[Begin]

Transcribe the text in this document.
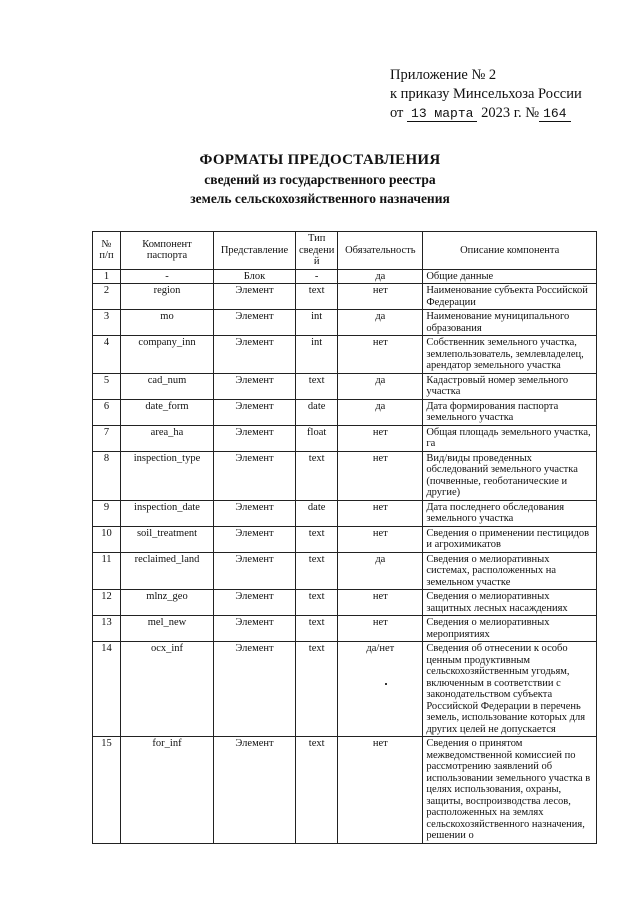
Приложение № 2
к приказу Минсельхоза России
от 13 марта 2023 г. № 164
ФОРМАТЫ ПРЕДОСТАВЛЕНИЯ
сведений из государственного реестра
земель сельскохозяйственного назначения
№ п/п	Компонент паспорта	Представление	Тип сведени й	Обязательность	Описание компонента
1	-	Блок	-	да	Общие данные
2	region	Элемент	text	нет	Наименование субъекта Российской Федерации
3	mo	Элемент	int	да	Наименование муниципального образования
4	company_inn	Элемент	int	нет	Собственник земельного участка, землепользователь, землевладелец, арендатор земельного участка
5	cad_num	Элемент	text	да	Кадастровый номер земельного участка
6	date_form	Элемент	date	да	Дата формирования паспорта земельного участка
7	area_ha	Элемент	float	нет	Общая площадь земельного участка, га
8	inspection_type	Элемент	text	нет	Вид/виды проведенных обследований земельного участка (почвенные, геоботанические и другие)
9	inspection_date	Элемент	date	нет	Дата последнего обследования земельного участка
10	soil_treatment	Элемент	text	нет	Сведения о применении пестицидов и агрохимикатов
11	reclaimed_land	Элемент	text	да	Сведения о мелиоративных системах, расположенных на земельном участке
12	mlnz_geo	Элемент	text	нет	Сведения о мелиоративных защитных лесных насаждениях
13	mel_new	Элемент	text	нет	Сведения о мелиоративных мероприятиях
14	ocx_inf	Элемент	text	да/нет	Сведения об отнесении к особо ценным продуктивным сельскохозяйственным угодьям, включенным в соответствии с законодательством субъекта Российской Федерации в перечень земель, использование которых для других целей не допускается
15	for_inf	Элемент	text	нет	Сведения о принятом межведомственной комиссией по рассмотрению заявлений об использовании земельного участка в целях использования, охраны, защиты, воспроизводства лесов, расположенных на землях сельскохозяйственного назначения, решении о
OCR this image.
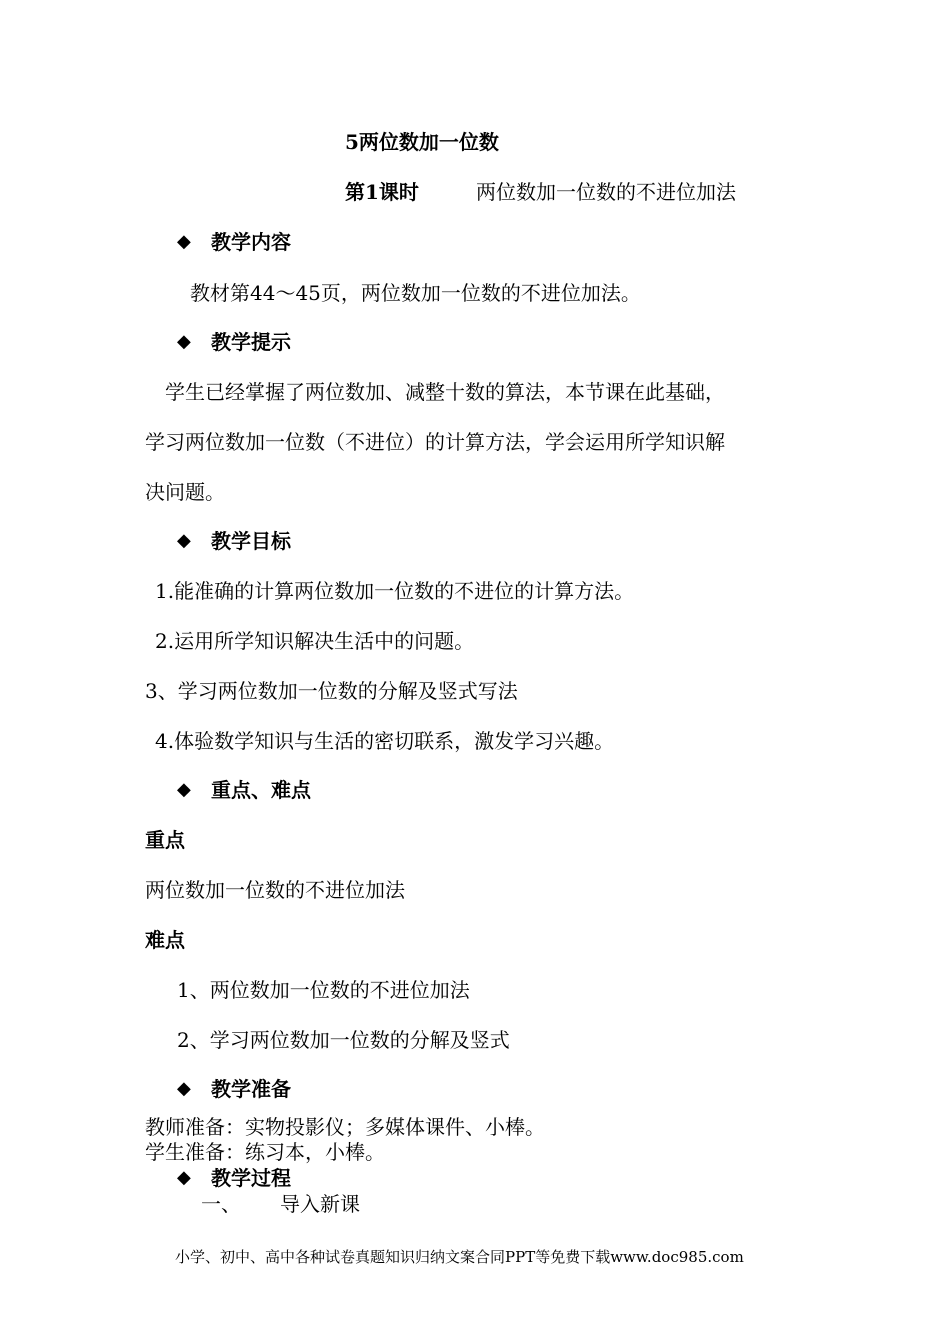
5两位数加一位数
第1课时	两位数加一位数的不进位加法
◆ 教学内容
教材第44～45页，两位数加一位数的不进位加法。
◆ 教学提示
学生已经掌握了两位数加、减整十数的算法，本节课在此基础，
学习两位数加一位数（不进位）的计算方法，学会运用所学知识解
决问题。
◆ 教学目标
1.能准确的计算两位数加一位数的不进位的计算方法。
2.运用所学知识解决生活中的问题。
3、学习两位数加一位数的分解及竖式写法
4.体验数学知识与生活的密切联系，激发学习兴趣。
◆ 重点、难点
重点
两位数加一位数的不进位加法
难点
1、两位数加一位数的不进位加法
2、学习两位数加一位数的分解及竖式
◆ 教学准备
教师准备：实物投影仪；多媒体课件、小棒。
学生准备：练习本，小棒。
◆ 教学过程
一、 导入新课
小学、初中、高中各种试卷真题知识归纳文案合同PPT等免费下载www.doc985.com
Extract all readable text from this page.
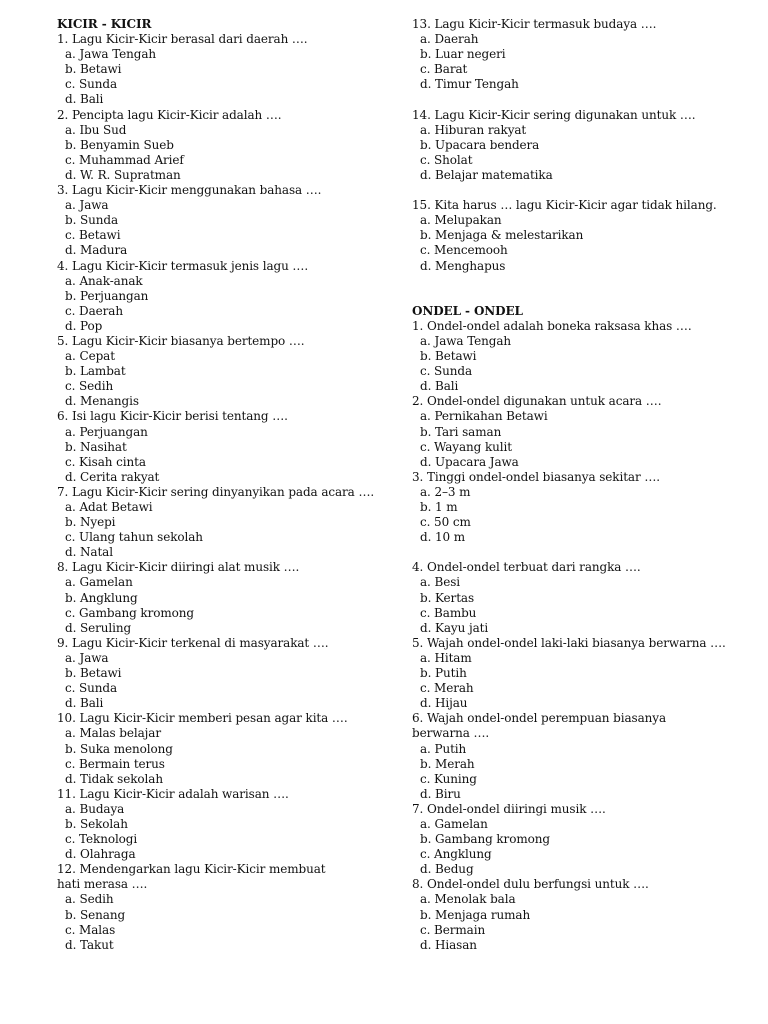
KICIR - KICIR
1. Lagu Kicir-Kicir berasal dari daerah ….
a. Jawa Tengah
b. Betawi
c. Sunda
d. Bali
2. Pencipta lagu Kicir-Kicir adalah ….
a. Ibu Sud
b. Benyamin Sueb
c. Muhammad Arief
d. W. R. Supratman
3. Lagu Kicir-Kicir menggunakan bahasa ….
a. Jawa
b. Sunda
c. Betawi
d. Madura
4. Lagu Kicir-Kicir termasuk jenis lagu ….
a. Anak-anak
b. Perjuangan
c. Daerah
d. Pop
5. Lagu Kicir-Kicir biasanya bertempo ….
a. Cepat
b. Lambat
c. Sedih
d. Menangis
6. Isi lagu Kicir-Kicir berisi tentang ….
a. Perjuangan
b. Nasihat
c. Kisah cinta
d. Cerita rakyat
7. Lagu Kicir-Kicir sering dinyanyikan pada acara ….
a. Adat Betawi
b. Nyepi
c. Ulang tahun sekolah
d. Natal
8. Lagu Kicir-Kicir diiringi alat musik ….
a. Gamelan
b. Angklung
c. Gambang kromong
d. Seruling
9. Lagu Kicir-Kicir terkenal di masyarakat ….
a. Jawa
b. Betawi
c. Sunda
d. Bali
10. Lagu Kicir-Kicir memberi pesan agar kita ….
a. Malas belajar
b. Suka menolong
c. Bermain terus
d. Tidak sekolah
11. Lagu Kicir-Kicir adalah warisan ….
a. Budaya
b. Sekolah
c. Teknologi
d. Olahraga
12. Mendengarkan lagu Kicir-Kicir membuat hati merasa ….
a. Sedih
b. Senang
c. Malas
d. Takut
13. Lagu Kicir-Kicir termasuk budaya ….
a. Daerah
b. Luar negeri
c. Barat
d. Timur Tengah
14. Lagu Kicir-Kicir sering digunakan untuk ….
a. Hiburan rakyat
b. Upacara bendera
c. Sholat
d. Belajar matematika
15. Kita harus … lagu Kicir-Kicir agar tidak hilang.
a. Melupakan
b. Menjaga & melestarikan
c. Mencemooh
d. Menghapus
ONDEL - ONDEL
1. Ondel-ondel adalah boneka raksasa khas ….
a. Jawa Tengah
b. Betawi
c. Sunda
d. Bali
2. Ondel-ondel digunakan untuk acara ….
a. Pernikahan Betawi
b. Tari saman
c. Wayang kulit
d. Upacara Jawa
3. Tinggi ondel-ondel biasanya sekitar ….
a. 2–3 m
b. 1 m
c. 50 cm
d. 10 m
4. Ondel-ondel terbuat dari rangka ….
a. Besi
b. Kertas
c. Bambu
d. Kayu jati
5. Wajah ondel-ondel laki-laki biasanya berwarna ….
a. Hitam
b. Putih
c. Merah
d. Hijau
6. Wajah ondel-ondel perempuan biasanya berwarna ….
a. Putih
b. Merah
c. Kuning
d. Biru
7. Ondel-ondel diiringi musik ….
a. Gamelan
b. Gambang kromong
c. Angklung
d. Bedug
8. Ondel-ondel dulu berfungsi untuk ….
a. Menolak bala
b. Menjaga rumah
c. Bermain
d. Hiasan
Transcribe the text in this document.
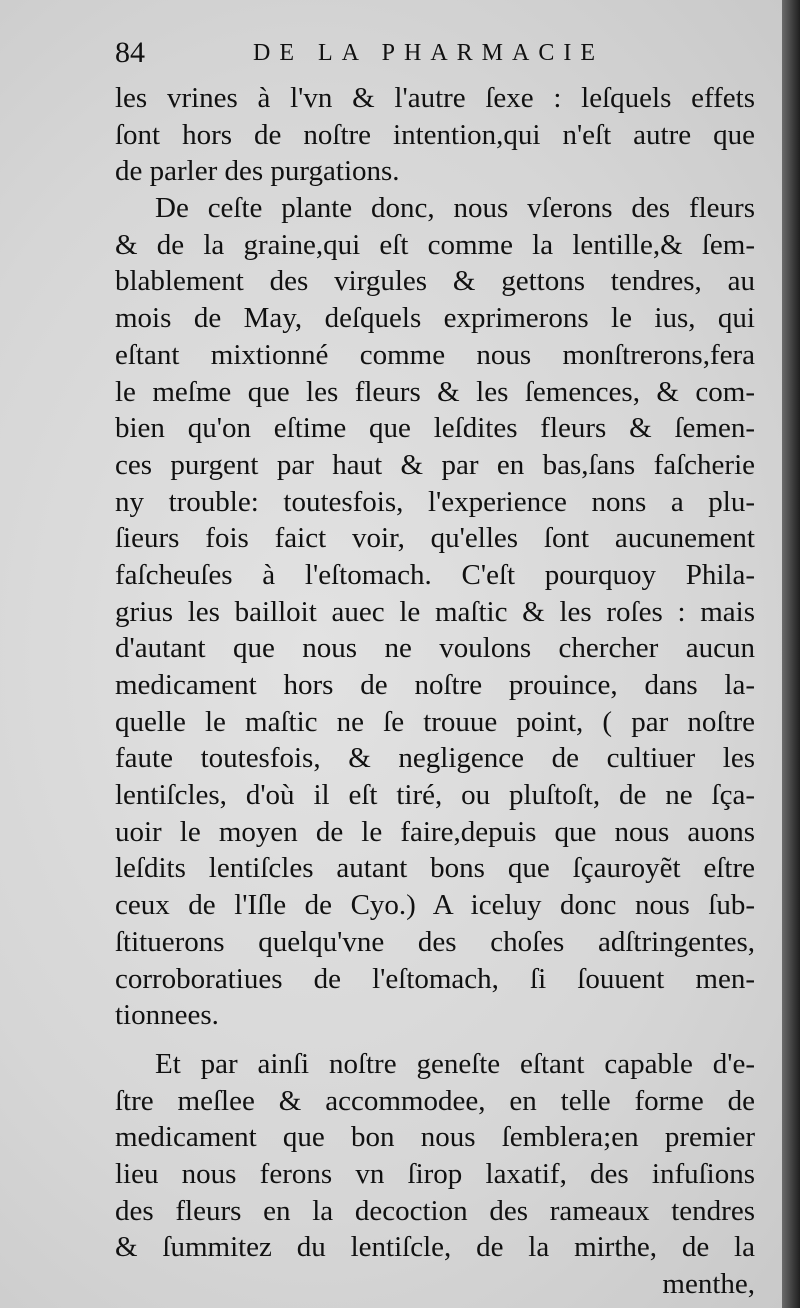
84	DE LA PHARMACIE
les vrines à l'vn & l'autre ſexe : leſquels effets
ſont hors de noſtre intention,qui n'eſt autre que
de parler des purgations.
De ceſte plante donc, nous vſerons des fleurs
& de la graine,qui eſt comme la lentille,& ſem-
blablement des virgules & gettons tendres, au
mois de May, deſquels exprimerons le ius, qui
eſtant mixtionné comme nous monſtrerons,fera
le meſme que les fleurs & les ſemences, & com-
bien qu'on eſtime que leſdites fleurs & ſemen-
ces purgent par haut & par en bas,ſans faſcherie
ny trouble: toutesfois, l'experience nons a plu-
ſieurs fois faict voir, qu'elles ſont aucunement
faſcheuſes à l'eſtomach. C'eſt pourquoy Phila-
grius les bailloit auec le maſtic & les roſes : mais
d'autant que nous ne voulons chercher aucun
medicament hors de noſtre prouince, dans la-
quelle le maſtic ne ſe trouue point, ( par noſtre
faute toutesfois, & negligence de cultiuer les
lentiſcles, d'où il eſt tiré, ou pluſtoſt, de ne ſça-
uoir le moyen de le faire,depuis que nous auons
leſdits lentiſcles autant bons que ſçauroyẽt eſtre
ceux de l'Iſle de Cyo.) A iceluy donc nous ſub-
ſtituerons quelqu'vne des choſes adſtringentes,
corroboratiues de l'eſtomach, ſi ſouuent men-
tionnees.
Et par ainſi noſtre geneſte eſtant capable d'e-
ſtre meſlee & accommodee, en telle forme de
medicament que bon nous ſemblera;en premier
lieu nous ferons vn ſirop laxatif, des infuſions
des fleurs en la decoction des rameaux tendres
& ſummitez du lentiſcle, de la mirthe, de la
menthe,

[End]

● PROMPT: Make an exact copy of the whole listing, but don't bring over any pictures.

● SOLUTION TO THIS PROBLEM:
Transcribe the text in this document.
Приложение № 2
к приказу Минсельхоза России
от 13 марта 2023 г. № 164
ФОРМАТЫ ПРЕДОСТАВЛЕНИЯ
сведений из государственного реестра
земель сельскохозяйственного назначения
№ п/п	Компонент паспорта	Представление	Тип сведени й	Обязательность	Описание компонента
1	-	Блок	-	да	Общие данные
2	region	Элемент	text	нет	Наименование субъекта Российской Федерации
3	mo	Элемент	int	да	Наименование муниципального образования
4	company_inn	Элемент	int	нет	Собственник земельного участка, землепользователь, землевладелец, арендатор земельного участка
5	cad_num	Элемент	text	да	Кадастровый номер земельного участка
6	date_form	Элемент	date	да	Дата формирования паспорта земельного участка
7	area_ha	Элемент	float	нет	Общая площадь земельного участка, га
8	inspection_type	Элемент	text	нет	Вид/виды проведенных обследований земельного участка (почвенные, геоботанические и другие)
9	inspection_date	Элемент	date	нет	Дата последнего обследования земельного участка
10	soil_treatment	Элемент	text	нет	Сведения о применении пестицидов и агрохимикатов
11	reclaimed_land	Элемент	text	да	Сведения о мелиоративных системах, расположенных на земельном участке
12	mlnz_geo	Элемент	text	нет	Сведения о мелиоративных защитных лесных насаждениях
13	mel_new	Элемент	text	нет	Сведения о мелиоративных мероприятиях
14	ocx_inf	Элемент	text	да/нет	Сведения об отнесении к особо ценным продуктивным сельскохозяйственным угодьям, включенным в соответствии с законодательством субъекта Российской Федерации в перечень земель, использование которых для других целей не допускается
15	for_inf	Элемент	text	нет	Сведения о принятом межведомственной комиссией по рассмотрению заявлений об использовании земельного участка в целях использования, охраны, защиты, воспроизводства лесов, расположенных на землях сельскохозяйственного назначения, решении о
OCR this image.
5两位数加一位数
第1课时	两位数加一位数的不进位加法
◆ 教学内容
教材第44～45页，两位数加一位数的不进位加法。
◆ 教学提示
学生已经掌握了两位数加、减整十数的算法，本节课在此基础，
学习两位数加一位数（不进位）的计算方法，学会运用所学知识解
决问题。
◆ 教学目标
1.能准确的计算两位数加一位数的不进位的计算方法。
2.运用所学知识解决生活中的问题。
3、学习两位数加一位数的分解及竖式写法
4.体验数学知识与生活的密切联系，激发学习兴趣。
◆ 重点、难点
重点
两位数加一位数的不进位加法
难点
1、两位数加一位数的不进位加法
2、学习两位数加一位数的分解及竖式
◆ 教学准备
教师准备：实物投影仪；多媒体课件、小棒。
学生准备：练习本，小棒。
◆ 教学过程
一、 导入新课
小学、初中、高中各种试卷真题知识归纳文案合同PPT等免费下载www.doc985.com
Extract all readable text from this page.
KICIR - KICIR
1. Lagu Kicir-Kicir berasal dari daerah ….
a. Jawa Tengah
b. Betawi
c. Sunda
d. Bali
2. Pencipta lagu Kicir-Kicir adalah ….
a. Ibu Sud
b. Benyamin Sueb
c. Muhammad Arief
d. W. R. Supratman
3. Lagu Kicir-Kicir menggunakan bahasa ….
a. Jawa
b. Sunda
c. Betawi
d. Madura
4. Lagu Kicir-Kicir termasuk jenis lagu ….
a. Anak-anak
b. Perjuangan
c. Daerah
d. Pop
5. Lagu Kicir-Kicir biasanya bertempo ….
a. Cepat
b. Lambat
c. Sedih
d. Menangis
6. Isi lagu Kicir-Kicir berisi tentang ….
a. Perjuangan
b. Nasihat
c. Kisah cinta
d. Cerita rakyat
7. Lagu Kicir-Kicir sering dinyanyikan pada acara ….
a. Adat Betawi
b. Nyepi
c. Ulang tahun sekolah
d. Natal
8. Lagu Kicir-Kicir diiringi alat musik ….
a. Gamelan
b. Angklung
c. Gambang kromong
d. Seruling
9. Lagu Kicir-Kicir terkenal di masyarakat ….
a. Jawa
b. Betawi
c. Sunda
d. Bali
10. Lagu Kicir-Kicir memberi pesan agar kita ….
a. Malas belajar
b. Suka menolong
c. Bermain terus
d. Tidak sekolah
11. Lagu Kicir-Kicir adalah warisan ….
a. Budaya
b. Sekolah
c. Teknologi
d. Olahraga
12. Mendengarkan lagu Kicir-Kicir membuat hati merasa ….
a. Sedih
b. Senang
c. Malas
d. Takut
13. Lagu Kicir-Kicir termasuk budaya ….
a. Daerah
b. Luar negeri
c. Barat
d. Timur Tengah
14. Lagu Kicir-Kicir sering digunakan untuk ….
a. Hiburan rakyat
b. Upacara bendera
c. Sholat
d. Belajar matematika
15. Kita harus … lagu Kicir-Kicir agar tidak hilang.
a. Melupakan
b. Menjaga & melestarikan
c. Mencemooh
d. Menghapus
ONDEL - ONDEL
1. Ondel-ondel adalah boneka raksasa khas ….
a. Jawa Tengah
b. Betawi
c. Sunda
d. Bali
2. Ondel-ondel digunakan untuk acara ….
a. Pernikahan Betawi
b. Tari saman
c. Wayang kulit
d. Upacara Jawa
3. Tinggi ondel-ondel biasanya sekitar ….
a. 2–3 m
b. 1 m
c. 50 cm
d. 10 m
4. Ondel-ondel terbuat dari rangka ….
a. Besi
b. Kertas
c. Bambu
d. Kayu jati
5. Wajah ondel-ondel laki-laki biasanya berwarna ….
a. Hitam
b. Putih
c. Merah
d. Hijau
6. Wajah ondel-ondel perempuan biasanya berwarna ….
a. Putih
b. Merah
c. Kuning
d. Biru
7. Ondel-ondel diiringi musik ….
a. Gamelan
b. Gambang kromong
c. Angklung
d. Bedug
8. Ondel-ondel dulu berfungsi untuk ….
a. Menolak bala
b. Menjaga rumah
c. Bermain
d. Hiasan
Transcribe the text in this document.
84	DE LA PHARMACIE
les vrines à l'vn & l'autre ſexe : leſquels effets
ſont hors de noſtre intention,qui n'eſt autre que
de parler des purgations.
De ceſte plante donc, nous vſerons des fleurs
& de la graine,qui eſt comme la lentille,& ſem-
blablement des virgules & gettons tendres, au
mois de May, deſquels exprimerons le ius, qui
eſtant mixtionné comme nous monſtrerons,fera
le meſme que les fleurs & les ſemences, & com-
bien qu'on eſtime que leſdites fleurs & ſemen-
ces purgent par haut & par en bas,ſans faſcherie
ny trouble: toutesfois, l'experience nons a plu-
ſieurs fois faict voir, qu'elles ſont aucunement
faſcheuſes à l'eſtomach. C'eſt pourquoy Phila-
grius les bailloit auec le maſtic & les roſes : mais
d'autant que nous ne voulons chercher aucun
medicament hors de noſtre prouince, dans la-
quelle le maſtic ne ſe trouue point, ( par noſtre
faute toutesfois, & negligence de cultiuer les
lentiſcles, d'où il eſt tiré, ou pluſtoſt, de ne ſça-
uoir le moyen de le faire,depuis que nous auons
leſdits lentiſcles autant bons que ſçauroyẽt eſtre
ceux de l'Iſle de Cyo.) A iceluy donc nous ſub-
ſtituerons quelqu'vne des choſes adſtringentes,
corroboratiues de l'eſtomach, ſi ſouuent men-
tionnees.
Et par ainſi noſtre geneſte eſtant capable d'e-
ſtre meſlee & accommodee, en telle forme de
medicament que bon nous ſemblera;en premier
lieu nous ferons vn ſirop laxatif, des infuſions
des fleurs en la decoction des rameaux tendres
& ſummitez du lentiſcle, de la mirthe, de la
menthe,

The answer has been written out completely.